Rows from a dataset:

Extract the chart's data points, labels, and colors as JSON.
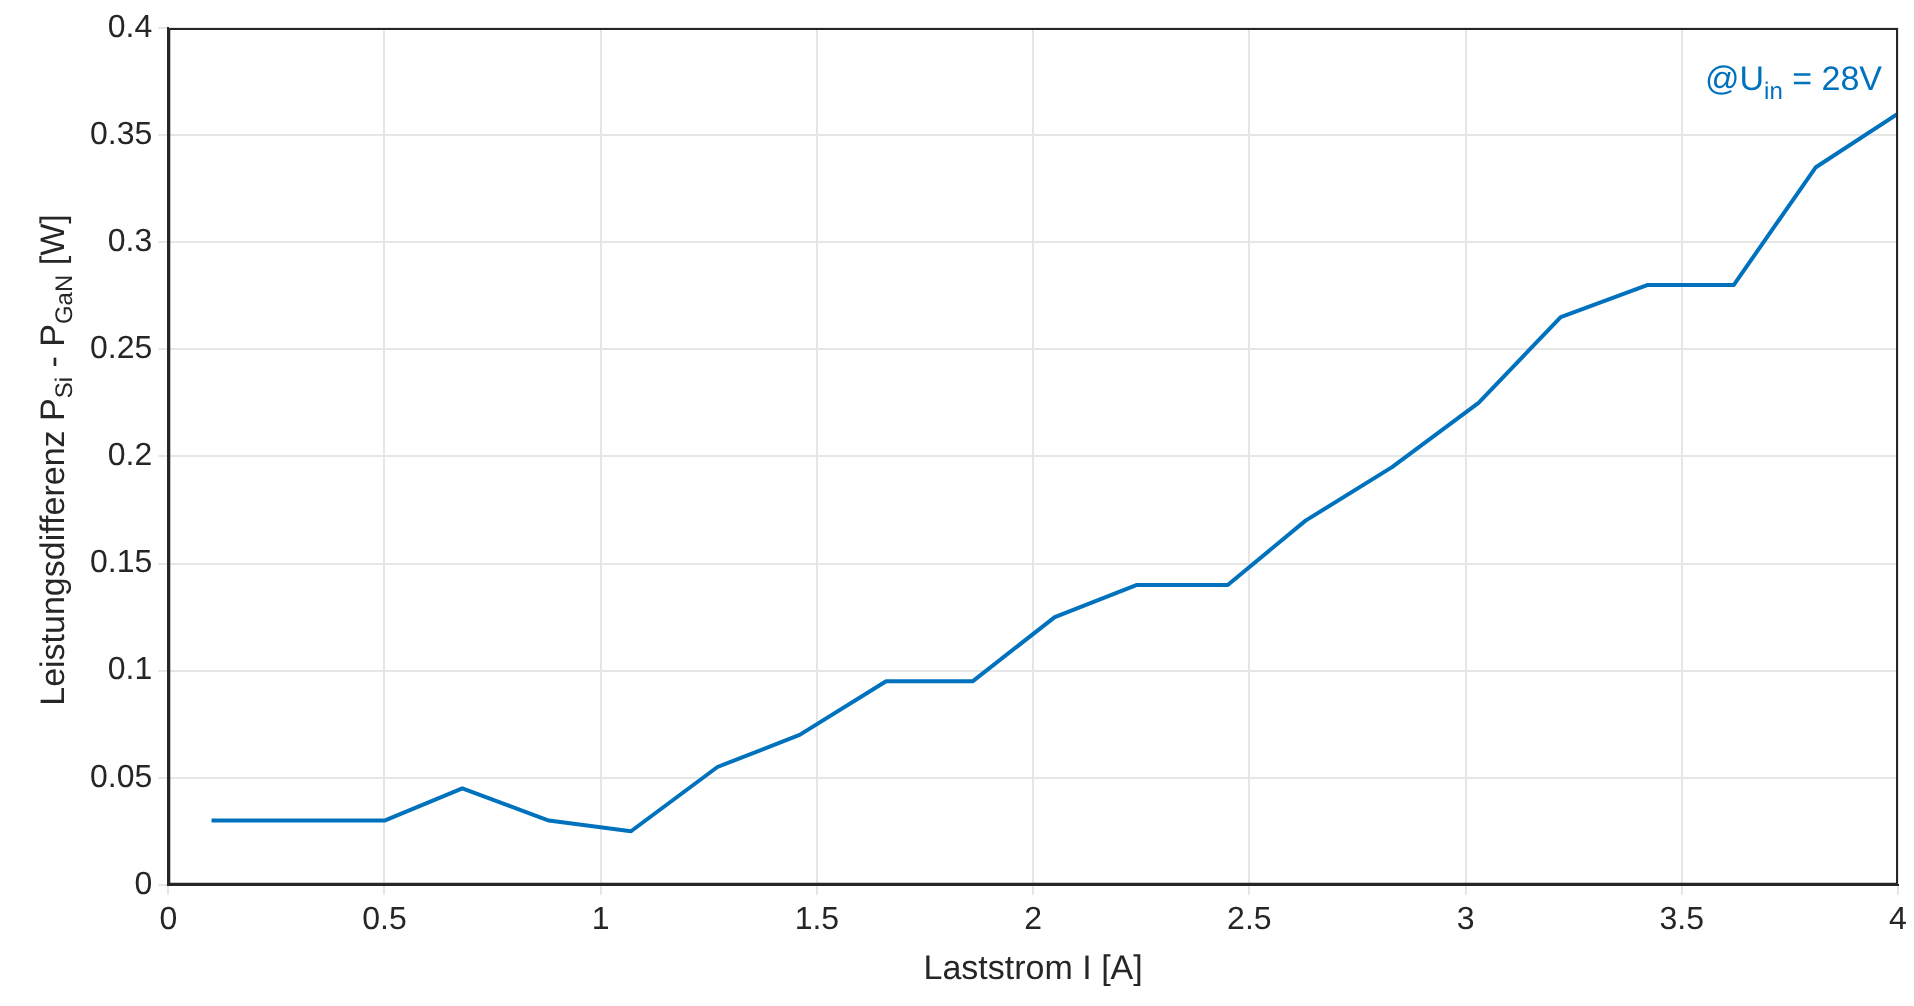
{
  "chart_data": {
    "type": "line",
    "xlabel": "Laststrom I [A]",
    "ylabel": "Leistungsdifferenz P$_{Si}$ - P$_{GaN}$ [W]",
    "annotations": [
      "@U$_{in}$ = 28V"
    ],
    "x": [
      0.1,
      0.5,
      0.68,
      0.88,
      1.07,
      1.27,
      1.46,
      1.66,
      1.86,
      2.05,
      2.24,
      2.45,
      2.63,
      2.83,
      3.03,
      3.22,
      3.42,
      3.62,
      3.81,
      4.0
    ],
    "series": [
      {
        "color": "#0072bd",
        "values": [
          0.03,
          0.03,
          0.045,
          0.03,
          0.025,
          0.055,
          0.07,
          0.095,
          0.095,
          0.125,
          0.14,
          0.14,
          0.17,
          0.195,
          0.225,
          0.265,
          0.28,
          0.28,
          0.335,
          0.36
        ]
      }
    ],
    "xlim": [
      0,
      4
    ],
    "xticks": [
      0,
      0.5,
      1,
      1.5,
      2,
      2.5,
      3,
      3.5,
      4
    ],
    "ylim": [
      0,
      0.4
    ],
    "yticks": [
      0,
      0.05,
      0.1,
      0.15,
      0.2,
      0.25,
      0.3,
      0.35,
      0.4
    ],
    "grid": true,
    "legend": false,
    "marker": "none",
    "line_style": "solid"
  }
}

## Problem to solve
Reproduce every line precisely as given, omitting all pictures.

## Solved exercise
Extract the chart's data points, labels, and colors as JSON.
{
  "chart_data": {
    "type": "line",
    "xlabel": "Laststrom I [A]",
    "ylabel": "Leistungsdifferenz P$_{Si}$ - P$_{GaN}$ [W]",
    "annotations": [
      "@U$_{in}$ = 28V"
    ],
    "x": [
      0.1,
      0.5,
      0.68,
      0.88,
      1.07,
      1.27,
      1.46,
      1.66,
      1.86,
      2.05,
      2.24,
      2.45,
      2.63,
      2.83,
      3.03,
      3.22,
      3.42,
      3.62,
      3.81,
      4.0
    ],
    "series": [
      {
        "color": "#0072bd",
        "values": [
          0.03,
          0.03,
          0.045,
          0.03,
          0.025,
          0.055,
          0.07,
          0.095,
          0.095,
          0.125,
          0.14,
          0.14,
          0.17,
          0.195,
          0.225,
          0.265,
          0.28,
          0.28,
          0.335,
          0.36
        ]
      }
    ],
    "xlim": [
      0,
      4
    ],
    "xticks": [
      0,
      0.5,
      1,
      1.5,
      2,
      2.5,
      3,
      3.5,
      4
    ],
    "ylim": [
      0,
      0.4
    ],
    "yticks": [
      0,
      0.05,
      0.1,
      0.15,
      0.2,
      0.25,
      0.3,
      0.35,
      0.4
    ],
    "grid": true,
    "legend": false,
    "marker": "none",
    "line_style": "solid"
  }
}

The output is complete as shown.